→ **WHAT THE TASK REQUIRES**: Omit every picture and output the rest of the records exactly as they are.

→ **THE INPUT**:
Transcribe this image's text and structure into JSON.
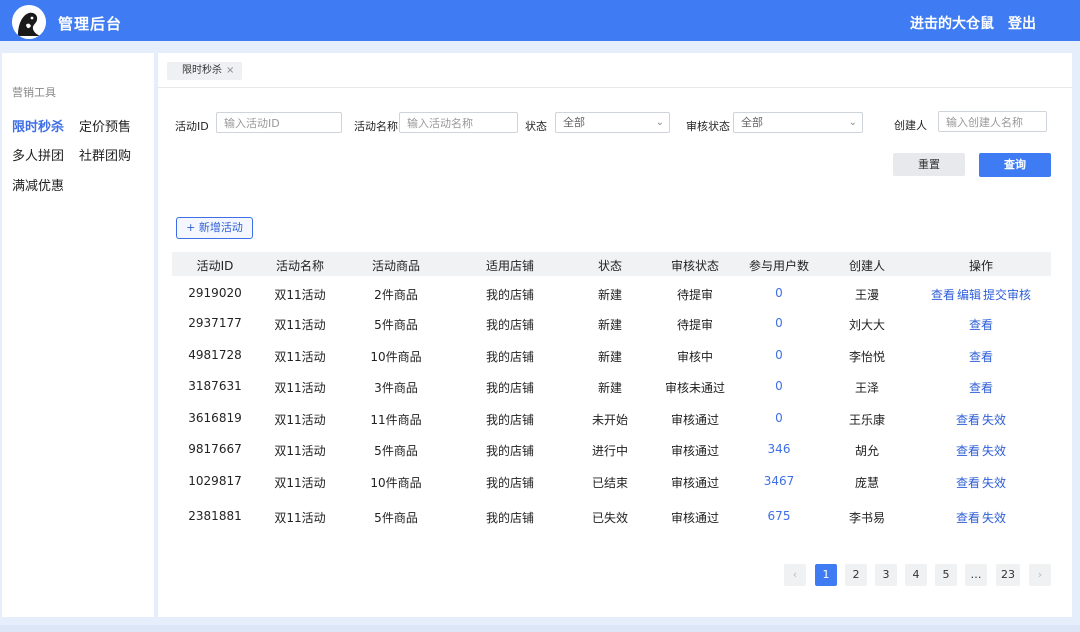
{
  "header": {
    "title": "管理后台",
    "username": "进击的大仓鼠",
    "logout": "登出"
  },
  "sidebar": {
    "section": "营销工具",
    "items": [
      {
        "label": "限时秒杀",
        "active": true
      },
      {
        "label": "定价预售"
      },
      {
        "label": "多人拼团"
      },
      {
        "label": "社群团购"
      },
      {
        "label": "满减优惠"
      }
    ]
  },
  "tabs": [
    {
      "label": "限时秒杀",
      "close": "×"
    }
  ],
  "filters": {
    "activity_id": {
      "label": "活动ID",
      "placeholder": "输入活动ID"
    },
    "activity_name": {
      "label": "活动名称",
      "placeholder": "输入活动名称"
    },
    "status": {
      "label": "状态",
      "value": "全部"
    },
    "review_status": {
      "label": "审核状态",
      "value": "全部"
    },
    "creator": {
      "label": "创建人",
      "placeholder": "输入创建人名称"
    },
    "reset": "重置",
    "query": "查询"
  },
  "add_button": "+ 新增活动",
  "table": {
    "columns": [
      "活动ID",
      "活动名称",
      "活动商品",
      "适用店铺",
      "状态",
      "审核状态",
      "参与用户数",
      "创建人",
      "操作"
    ],
    "rows": [
      {
        "id": "2919020",
        "name": "双11活动",
        "goods": "2件商品",
        "shop": "我的店铺",
        "status": "新建",
        "review": "待提审",
        "users": "0",
        "creator": "王漫",
        "ops": [
          "查看",
          "编辑",
          "提交审核"
        ]
      },
      {
        "id": "2937177",
        "name": "双11活动",
        "goods": "5件商品",
        "shop": "我的店铺",
        "status": "新建",
        "review": "待提审",
        "users": "0",
        "creator": "刘大大",
        "ops": [
          "查看"
        ]
      },
      {
        "id": "4981728",
        "name": "双11活动",
        "goods": "10件商品",
        "shop": "我的店铺",
        "status": "新建",
        "review": "审核中",
        "users": "0",
        "creator": "李怡悦",
        "ops": [
          "查看"
        ]
      },
      {
        "id": "3187631",
        "name": "双11活动",
        "goods": "3件商品",
        "shop": "我的店铺",
        "status": "新建",
        "review": "审核未通过",
        "users": "0",
        "creator": "王泽",
        "ops": [
          "查看"
        ]
      },
      {
        "id": "3616819",
        "name": "双11活动",
        "goods": "11件商品",
        "shop": "我的店铺",
        "status": "未开始",
        "review": "审核通过",
        "users": "0",
        "creator": "王乐康",
        "ops": [
          "查看",
          "失效"
        ]
      },
      {
        "id": "9817667",
        "name": "双11活动",
        "goods": "5件商品",
        "shop": "我的店铺",
        "status": "进行中",
        "review": "审核通过",
        "users": "346",
        "creator": "胡允",
        "ops": [
          "查看",
          "失效"
        ]
      },
      {
        "id": "1029817",
        "name": "双11活动",
        "goods": "10件商品",
        "shop": "我的店铺",
        "status": "已结束",
        "review": "审核通过",
        "users": "3467",
        "creator": "庞慧",
        "ops": [
          "查看",
          "失效"
        ]
      },
      {
        "id": "2381881",
        "name": "双11活动",
        "goods": "5件商品",
        "shop": "我的店铺",
        "status": "已失效",
        "review": "审核通过",
        "users": "675",
        "creator": "李书易",
        "ops": [
          "查看",
          "失效"
        ]
      }
    ]
  },
  "pagination": {
    "prev": "‹",
    "pages": [
      "1",
      "2",
      "3",
      "4",
      "5",
      "…",
      "23"
    ],
    "current": "1",
    "next": "›"
  },
  "colors": {
    "primary": "#3f7cf3",
    "link": "#2f5fd6",
    "background": "#e6eefb"
  }
}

→ **RESULT**:
Transcribe this image's text and structure into JSON.
{
  "header": {
    "title": "管理后台",
    "username": "进击的大仓鼠",
    "logout": "登出"
  },
  "sidebar": {
    "section": "营销工具",
    "items": [
      {
        "label": "限时秒杀",
        "active": true
      },
      {
        "label": "定价预售"
      },
      {
        "label": "多人拼团"
      },
      {
        "label": "社群团购"
      },
      {
        "label": "满减优惠"
      }
    ]
  },
  "tabs": [
    {
      "label": "限时秒杀",
      "close": "×"
    }
  ],
  "filters": {
    "activity_id": {
      "label": "活动ID",
      "placeholder": "输入活动ID"
    },
    "activity_name": {
      "label": "活动名称",
      "placeholder": "输入活动名称"
    },
    "status": {
      "label": "状态",
      "value": "全部"
    },
    "review_status": {
      "label": "审核状态",
      "value": "全部"
    },
    "creator": {
      "label": "创建人",
      "placeholder": "输入创建人名称"
    },
    "reset": "重置",
    "query": "查询"
  },
  "add_button": "+ 新增活动",
  "table": {
    "columns": [
      "活动ID",
      "活动名称",
      "活动商品",
      "适用店铺",
      "状态",
      "审核状态",
      "参与用户数",
      "创建人",
      "操作"
    ],
    "rows": [
      {
        "id": "2919020",
        "name": "双11活动",
        "goods": "2件商品",
        "shop": "我的店铺",
        "status": "新建",
        "review": "待提审",
        "users": "0",
        "creator": "王漫",
        "ops": [
          "查看",
          "编辑",
          "提交审核"
        ]
      },
      {
        "id": "2937177",
        "name": "双11活动",
        "goods": "5件商品",
        "shop": "我的店铺",
        "status": "新建",
        "review": "待提审",
        "users": "0",
        "creator": "刘大大",
        "ops": [
          "查看"
        ]
      },
      {
        "id": "4981728",
        "name": "双11活动",
        "goods": "10件商品",
        "shop": "我的店铺",
        "status": "新建",
        "review": "审核中",
        "users": "0",
        "creator": "李怡悦",
        "ops": [
          "查看"
        ]
      },
      {
        "id": "3187631",
        "name": "双11活动",
        "goods": "3件商品",
        "shop": "我的店铺",
        "status": "新建",
        "review": "审核未通过",
        "users": "0",
        "creator": "王泽",
        "ops": [
          "查看"
        ]
      },
      {
        "id": "3616819",
        "name": "双11活动",
        "goods": "11件商品",
        "shop": "我的店铺",
        "status": "未开始",
        "review": "审核通过",
        "users": "0",
        "creator": "王乐康",
        "ops": [
          "查看",
          "失效"
        ]
      },
      {
        "id": "9817667",
        "name": "双11活动",
        "goods": "5件商品",
        "shop": "我的店铺",
        "status": "进行中",
        "review": "审核通过",
        "users": "346",
        "creator": "胡允",
        "ops": [
          "查看",
          "失效"
        ]
      },
      {
        "id": "1029817",
        "name": "双11活动",
        "goods": "10件商品",
        "shop": "我的店铺",
        "status": "已结束",
        "review": "审核通过",
        "users": "3467",
        "creator": "庞慧",
        "ops": [
          "查看",
          "失效"
        ]
      },
      {
        "id": "2381881",
        "name": "双11活动",
        "goods": "5件商品",
        "shop": "我的店铺",
        "status": "已失效",
        "review": "审核通过",
        "users": "675",
        "creator": "李书易",
        "ops": [
          "查看",
          "失效"
        ]
      }
    ]
  },
  "pagination": {
    "prev": "‹",
    "pages": [
      "1",
      "2",
      "3",
      "4",
      "5",
      "…",
      "23"
    ],
    "current": "1",
    "next": "›"
  },
  "colors": {
    "primary": "#3f7cf3",
    "link": "#2f5fd6",
    "background": "#e6eefb"
  }
}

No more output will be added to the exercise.